Come è successo con la nostra produzione per adulti, abbiamo sempre voluto rivolgere lo sguardo oltre il pubblico del solo fumetto, rivolgendoci a chi ama buone storie trasversali al cinema, alla letteratura, al teatro ecc. Così abbiamo concepito l’idea alla base della Dino Buzzati: proporre storie che per la loro apertura e specificità di stile potessero parlare a lettrici e lettori alla ricerca di visioni, di segni fuori dai cliché, di domande – senza necessariamente aspettarsi anche le risposte – e, in generale, di complessità linguistiche da decriptare con piacere.
A partire dalla veste grafica, progettata da Sarah Mazzetti, volevamo rivolgerci anche a un pubblico adulto che guarda al fumetto come a un prodotto per tutte le età, senza limitazioni. Non a caso nei nostri volumi non è mai indicata nessuna fascia d’età, questo anche a scapito dell’aspetto commerciale che punta al direct marketing.

◆ VOCI ELENCATE
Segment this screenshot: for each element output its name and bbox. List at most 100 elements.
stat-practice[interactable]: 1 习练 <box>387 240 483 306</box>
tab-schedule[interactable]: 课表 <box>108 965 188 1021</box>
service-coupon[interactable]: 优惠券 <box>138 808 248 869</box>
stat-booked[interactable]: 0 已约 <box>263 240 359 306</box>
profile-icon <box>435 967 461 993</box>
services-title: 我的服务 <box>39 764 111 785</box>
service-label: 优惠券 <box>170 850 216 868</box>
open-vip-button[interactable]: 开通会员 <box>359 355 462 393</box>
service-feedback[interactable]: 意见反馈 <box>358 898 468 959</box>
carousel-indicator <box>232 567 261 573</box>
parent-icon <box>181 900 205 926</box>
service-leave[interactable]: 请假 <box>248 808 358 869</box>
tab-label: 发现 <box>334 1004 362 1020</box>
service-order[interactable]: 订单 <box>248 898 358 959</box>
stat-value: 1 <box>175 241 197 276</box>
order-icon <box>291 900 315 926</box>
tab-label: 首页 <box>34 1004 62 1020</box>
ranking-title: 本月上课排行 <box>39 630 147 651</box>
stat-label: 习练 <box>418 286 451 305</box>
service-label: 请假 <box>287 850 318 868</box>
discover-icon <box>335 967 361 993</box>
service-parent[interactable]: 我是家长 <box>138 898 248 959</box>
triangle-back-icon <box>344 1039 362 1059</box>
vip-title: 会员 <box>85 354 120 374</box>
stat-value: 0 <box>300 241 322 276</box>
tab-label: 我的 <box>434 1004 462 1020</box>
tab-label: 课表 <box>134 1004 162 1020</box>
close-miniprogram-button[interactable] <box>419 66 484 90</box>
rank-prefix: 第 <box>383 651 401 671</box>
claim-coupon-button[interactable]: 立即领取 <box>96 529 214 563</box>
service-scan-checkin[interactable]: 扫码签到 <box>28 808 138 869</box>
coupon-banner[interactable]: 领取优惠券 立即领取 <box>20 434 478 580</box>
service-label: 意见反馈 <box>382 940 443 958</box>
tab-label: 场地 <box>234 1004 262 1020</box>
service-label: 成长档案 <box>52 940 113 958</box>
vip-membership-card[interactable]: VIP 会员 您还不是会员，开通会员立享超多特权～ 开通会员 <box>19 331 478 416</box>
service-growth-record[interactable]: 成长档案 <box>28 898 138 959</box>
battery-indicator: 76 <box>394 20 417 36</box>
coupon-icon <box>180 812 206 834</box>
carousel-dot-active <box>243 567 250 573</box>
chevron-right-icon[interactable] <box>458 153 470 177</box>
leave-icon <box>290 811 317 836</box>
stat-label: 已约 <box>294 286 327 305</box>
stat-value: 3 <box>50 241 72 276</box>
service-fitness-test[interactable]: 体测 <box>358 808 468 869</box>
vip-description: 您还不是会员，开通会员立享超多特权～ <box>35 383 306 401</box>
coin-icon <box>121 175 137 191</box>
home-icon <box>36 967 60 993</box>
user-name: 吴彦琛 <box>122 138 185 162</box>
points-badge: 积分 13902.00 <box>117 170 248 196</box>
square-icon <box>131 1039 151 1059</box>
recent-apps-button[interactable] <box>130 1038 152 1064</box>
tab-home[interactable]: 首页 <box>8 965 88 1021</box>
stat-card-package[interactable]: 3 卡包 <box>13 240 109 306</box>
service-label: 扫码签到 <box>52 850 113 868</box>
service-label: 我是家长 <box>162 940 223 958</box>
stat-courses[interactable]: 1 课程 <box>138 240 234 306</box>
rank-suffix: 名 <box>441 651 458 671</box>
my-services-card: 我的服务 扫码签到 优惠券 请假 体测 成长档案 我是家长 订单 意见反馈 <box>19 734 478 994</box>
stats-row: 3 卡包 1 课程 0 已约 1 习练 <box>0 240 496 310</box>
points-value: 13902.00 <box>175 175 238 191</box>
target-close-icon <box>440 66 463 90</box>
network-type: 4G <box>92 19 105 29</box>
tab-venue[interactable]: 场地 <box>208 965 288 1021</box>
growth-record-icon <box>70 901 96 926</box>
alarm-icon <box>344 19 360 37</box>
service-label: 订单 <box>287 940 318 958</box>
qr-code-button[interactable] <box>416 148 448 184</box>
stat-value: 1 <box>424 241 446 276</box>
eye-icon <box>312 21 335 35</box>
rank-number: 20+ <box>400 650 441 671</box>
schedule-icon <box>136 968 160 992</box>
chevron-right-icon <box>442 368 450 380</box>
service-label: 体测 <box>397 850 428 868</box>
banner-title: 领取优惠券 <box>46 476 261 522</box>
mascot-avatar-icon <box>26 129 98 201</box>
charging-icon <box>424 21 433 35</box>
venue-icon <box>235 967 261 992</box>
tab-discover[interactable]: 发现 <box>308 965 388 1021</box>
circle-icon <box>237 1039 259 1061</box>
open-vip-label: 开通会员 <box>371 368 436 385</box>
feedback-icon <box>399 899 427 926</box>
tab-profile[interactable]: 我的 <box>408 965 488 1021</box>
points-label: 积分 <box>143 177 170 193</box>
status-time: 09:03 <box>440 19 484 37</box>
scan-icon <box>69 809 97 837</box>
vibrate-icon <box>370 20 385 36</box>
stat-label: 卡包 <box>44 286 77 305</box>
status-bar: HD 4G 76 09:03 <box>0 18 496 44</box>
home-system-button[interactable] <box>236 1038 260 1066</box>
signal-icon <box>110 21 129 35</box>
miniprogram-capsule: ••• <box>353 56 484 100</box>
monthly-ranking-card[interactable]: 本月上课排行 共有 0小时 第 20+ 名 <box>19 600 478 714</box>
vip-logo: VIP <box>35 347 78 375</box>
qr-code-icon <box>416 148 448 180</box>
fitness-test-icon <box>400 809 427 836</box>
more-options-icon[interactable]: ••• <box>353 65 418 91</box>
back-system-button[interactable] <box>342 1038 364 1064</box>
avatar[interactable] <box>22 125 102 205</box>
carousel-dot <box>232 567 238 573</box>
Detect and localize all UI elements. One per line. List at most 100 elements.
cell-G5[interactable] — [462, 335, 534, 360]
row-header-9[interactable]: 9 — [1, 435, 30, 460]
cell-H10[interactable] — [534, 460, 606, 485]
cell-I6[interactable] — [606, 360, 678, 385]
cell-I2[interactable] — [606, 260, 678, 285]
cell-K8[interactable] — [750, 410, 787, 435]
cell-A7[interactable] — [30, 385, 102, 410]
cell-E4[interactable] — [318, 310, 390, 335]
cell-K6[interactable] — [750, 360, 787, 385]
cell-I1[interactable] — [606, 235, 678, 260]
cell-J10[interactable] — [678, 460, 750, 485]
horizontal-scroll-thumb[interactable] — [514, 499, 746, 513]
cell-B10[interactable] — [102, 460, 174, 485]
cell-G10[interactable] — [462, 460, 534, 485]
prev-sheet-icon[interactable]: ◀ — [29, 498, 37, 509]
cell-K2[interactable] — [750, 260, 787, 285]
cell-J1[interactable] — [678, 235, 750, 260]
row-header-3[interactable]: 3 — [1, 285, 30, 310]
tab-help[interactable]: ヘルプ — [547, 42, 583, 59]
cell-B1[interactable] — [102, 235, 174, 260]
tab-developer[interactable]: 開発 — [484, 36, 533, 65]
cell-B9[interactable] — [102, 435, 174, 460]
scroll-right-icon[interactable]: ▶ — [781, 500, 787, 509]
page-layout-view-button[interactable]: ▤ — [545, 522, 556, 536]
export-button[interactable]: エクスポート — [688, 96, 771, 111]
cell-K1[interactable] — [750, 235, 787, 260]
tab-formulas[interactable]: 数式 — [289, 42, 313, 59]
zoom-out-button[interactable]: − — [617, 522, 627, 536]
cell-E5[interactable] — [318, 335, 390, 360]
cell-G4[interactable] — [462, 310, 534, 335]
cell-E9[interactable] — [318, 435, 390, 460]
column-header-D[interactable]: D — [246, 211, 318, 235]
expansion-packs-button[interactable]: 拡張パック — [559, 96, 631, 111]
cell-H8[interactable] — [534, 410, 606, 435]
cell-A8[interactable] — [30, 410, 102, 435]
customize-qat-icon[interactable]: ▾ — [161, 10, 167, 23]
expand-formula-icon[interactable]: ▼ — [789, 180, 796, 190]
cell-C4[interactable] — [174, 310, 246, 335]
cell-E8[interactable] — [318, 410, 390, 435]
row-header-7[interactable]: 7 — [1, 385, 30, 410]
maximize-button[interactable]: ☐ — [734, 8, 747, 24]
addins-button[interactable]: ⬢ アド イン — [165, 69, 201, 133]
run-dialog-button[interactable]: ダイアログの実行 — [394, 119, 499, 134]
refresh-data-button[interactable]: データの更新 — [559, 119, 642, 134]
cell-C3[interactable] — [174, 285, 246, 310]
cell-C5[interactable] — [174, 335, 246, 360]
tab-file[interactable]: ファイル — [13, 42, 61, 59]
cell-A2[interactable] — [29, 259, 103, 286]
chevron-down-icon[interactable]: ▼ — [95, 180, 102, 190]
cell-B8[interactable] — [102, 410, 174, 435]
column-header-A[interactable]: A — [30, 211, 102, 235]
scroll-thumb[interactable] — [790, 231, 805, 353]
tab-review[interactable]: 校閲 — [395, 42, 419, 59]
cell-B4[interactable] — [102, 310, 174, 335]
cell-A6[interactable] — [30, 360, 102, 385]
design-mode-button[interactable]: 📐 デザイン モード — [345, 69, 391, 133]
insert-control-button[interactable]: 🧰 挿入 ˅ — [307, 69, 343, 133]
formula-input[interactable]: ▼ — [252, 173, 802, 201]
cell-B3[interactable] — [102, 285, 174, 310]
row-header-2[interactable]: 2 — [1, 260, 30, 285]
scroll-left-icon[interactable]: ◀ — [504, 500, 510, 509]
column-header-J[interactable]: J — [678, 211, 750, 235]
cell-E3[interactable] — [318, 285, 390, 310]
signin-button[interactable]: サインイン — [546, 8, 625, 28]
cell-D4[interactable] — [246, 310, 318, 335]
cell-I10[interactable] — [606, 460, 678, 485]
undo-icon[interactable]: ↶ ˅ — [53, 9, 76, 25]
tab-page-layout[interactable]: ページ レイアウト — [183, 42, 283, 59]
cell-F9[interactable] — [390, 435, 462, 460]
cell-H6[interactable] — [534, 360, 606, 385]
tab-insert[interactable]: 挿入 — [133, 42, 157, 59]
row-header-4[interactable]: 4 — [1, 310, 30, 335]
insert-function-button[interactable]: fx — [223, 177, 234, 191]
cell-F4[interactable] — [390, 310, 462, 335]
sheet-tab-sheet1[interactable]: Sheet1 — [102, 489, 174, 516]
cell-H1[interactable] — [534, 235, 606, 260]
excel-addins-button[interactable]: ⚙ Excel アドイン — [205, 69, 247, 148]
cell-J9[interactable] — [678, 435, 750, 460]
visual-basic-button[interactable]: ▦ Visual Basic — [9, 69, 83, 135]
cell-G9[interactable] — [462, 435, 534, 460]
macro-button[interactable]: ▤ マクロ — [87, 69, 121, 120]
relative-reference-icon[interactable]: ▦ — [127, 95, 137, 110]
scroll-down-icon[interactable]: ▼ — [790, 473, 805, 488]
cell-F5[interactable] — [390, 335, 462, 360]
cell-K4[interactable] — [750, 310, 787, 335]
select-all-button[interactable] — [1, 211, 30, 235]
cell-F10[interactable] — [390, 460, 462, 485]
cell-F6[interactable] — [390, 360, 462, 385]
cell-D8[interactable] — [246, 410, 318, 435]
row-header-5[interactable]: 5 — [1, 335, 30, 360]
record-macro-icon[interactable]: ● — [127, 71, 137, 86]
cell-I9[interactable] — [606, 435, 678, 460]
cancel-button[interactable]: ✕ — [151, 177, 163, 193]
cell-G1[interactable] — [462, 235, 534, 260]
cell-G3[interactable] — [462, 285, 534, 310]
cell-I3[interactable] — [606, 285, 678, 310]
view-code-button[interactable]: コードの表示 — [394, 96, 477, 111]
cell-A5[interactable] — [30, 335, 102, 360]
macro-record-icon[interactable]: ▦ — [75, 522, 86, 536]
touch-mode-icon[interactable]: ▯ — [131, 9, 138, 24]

◆ OBIETTIVI
A – Riassumi in due frasi l'estratto sulla Dino Buzzati.
B – Scrivi il seguito dell'estratto sulla Dino Buzzati, a partire dalla sua ultima frase.
Le voci provengono da un'altra fonte.

◆ RISPOSTE IN ORDINE
A – L'idea alla base della Dino Buzzati è proporre, guardando oltre il pubblico del solo fumetto, storie che per apertura e specificità di stile parlino a lettrici e lettori in cerca di visioni, segni fuori dai cliché, domande e complessità linguistiche da decriptare con piacere. A partire dalla veste grafica progettata da Sarah Mazzetti, ci si rivolge anche a un pubblico adulto che considera il fumetto un prodotto per tutte le età, e per questo nei volumi non è mai indicata alcuna fascia d'età, anche a scapito dell'aspetto commerciale.

B –
Un’altra particolarità della collana è che include un buon numero di autrici e autori che normalmente non si occupano di infanzia. Quali sono le ragioni dietro questa scelta?
È vero: l’idea alla base della collana è coinvolgere principalmente autrici e autori non specialisti, la cui capacità visionaria possa però misurarsi con la narrazione per l’infanzia generando suggestioni uniche e punti di vista sul mondo in direzione di una complessità interpretativa lontana da stereotipi o banalizzazioni. Ci interessano storie che facciano perdere le coordinate, per cui lo stupore e la curiosità sono i motori che attivano il piacere della lettura.
Con autrici e autori, nel rispetto della loro libertà produttiva, abbiamo sempre un confronto assiduo sulla storia, sulla sceneggiatura, sull’impostazione grafica, sul lessico dei testi ecc. Fa tutto parte della scommessa pedagogica che vogliamo giocare, attribuendo un valore al concetto di complessità e rottura della simmetria, per stimolare una tensione alla dialettica e alla problematizzazione come strumenti importanti di interpretazione del reale.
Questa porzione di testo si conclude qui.